## START GIVEN DATA
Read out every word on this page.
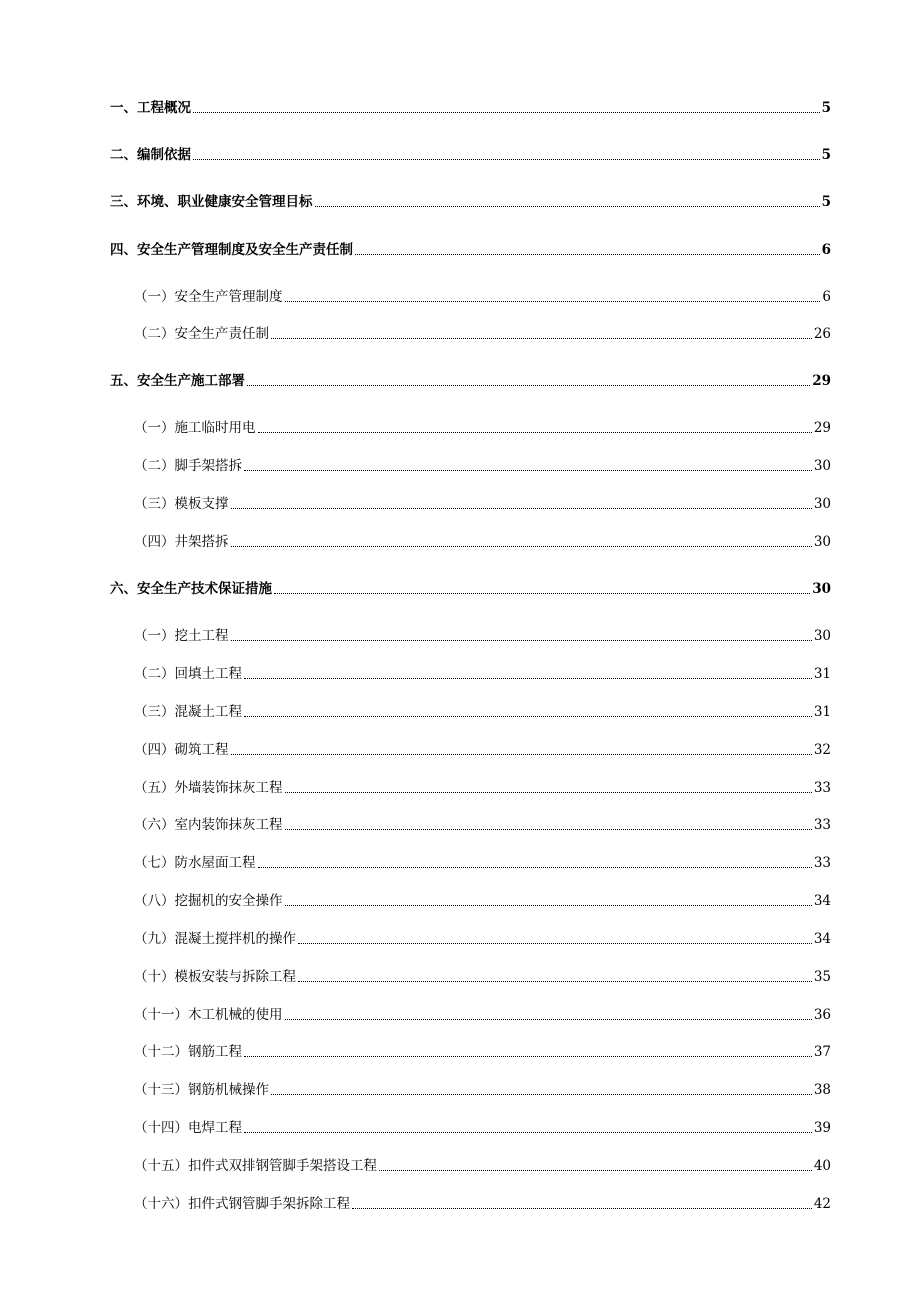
一、工程概况	5
二、编制依据	5
三、环境、职业健康安全管理目标	5
四、安全生产管理制度及安全生产责任制	6
（一）安全生产管理制度	6
（二）安全生产责任制	26
五、安全生产施工部署	29
（一）施工临时用电	29
（二）脚手架搭拆	30
（三）模板支撑	30
（四）井架搭拆	30
六、安全生产技术保证措施	30
（一）挖土工程	30
（二）回填土工程	31
（三）混凝土工程	31
（四）砌筑工程	32
（五）外墙装饰抹灰工程	33
（六）室内装饰抹灰工程	33
（七）防水屋面工程	33
（八）挖掘机的安全操作	34
（九）混凝土搅拌机的操作	34
（十）模板安装与拆除工程	35
（十一）木工机械的使用	36
（十二）钢筋工程	37
（十三）钢筋机械操作	38
（十四）电焊工程	39
（十五）扣件式双排钢管脚手架搭设工程	40
（十六）扣件式钢管脚手架拆除工程	42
## END GIVEN DATA
• [DESCRIPTION OF THE TASK]: Every record gets retyped exactly; no picture goes into the copy.

• [TASK RESULT]:
Read out every word on this page.
一、工程概况	5
二、编制依据	5
三、环境、职业健康安全管理目标	5
四、安全生产管理制度及安全生产责任制	6
（一）安全生产管理制度	6
（二）安全生产责任制	26
五、安全生产施工部署	29
（一）施工临时用电	29
（二）脚手架搭拆	30
（三）模板支撑	30
（四）井架搭拆	30
六、安全生产技术保证措施	30
（一）挖土工程	30
（二）回填土工程	31
（三）混凝土工程	31
（四）砌筑工程	32
（五）外墙装饰抹灰工程	33
（六）室内装饰抹灰工程	33
（七）防水屋面工程	33
（八）挖掘机的安全操作	34
（九）混凝土搅拌机的操作	34
（十）模板安装与拆除工程	35
（十一）木工机械的使用	36
（十二）钢筋工程	37
（十三）钢筋机械操作	38
（十四）电焊工程	39
（十五）扣件式双排钢管脚手架搭设工程	40
（十六）扣件式钢管脚手架拆除工程	42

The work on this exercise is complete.